Figure content listings

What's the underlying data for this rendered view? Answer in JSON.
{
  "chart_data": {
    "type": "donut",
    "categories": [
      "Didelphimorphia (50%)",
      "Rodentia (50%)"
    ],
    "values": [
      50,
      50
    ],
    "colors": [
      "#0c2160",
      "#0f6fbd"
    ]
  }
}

▶ _Task directions_:
Restate every line of the data word for word.

▶ _Answer for this exercise_:
What's the underlying data for this rendered view? Answer in JSON.
{
  "chart_data": {
    "type": "donut",
    "categories": [
      "Didelphimorphia (50%)",
      "Rodentia (50%)"
    ],
    "values": [
      50,
      50
    ],
    "colors": [
      "#0c2160",
      "#0f6fbd"
    ]
  }
}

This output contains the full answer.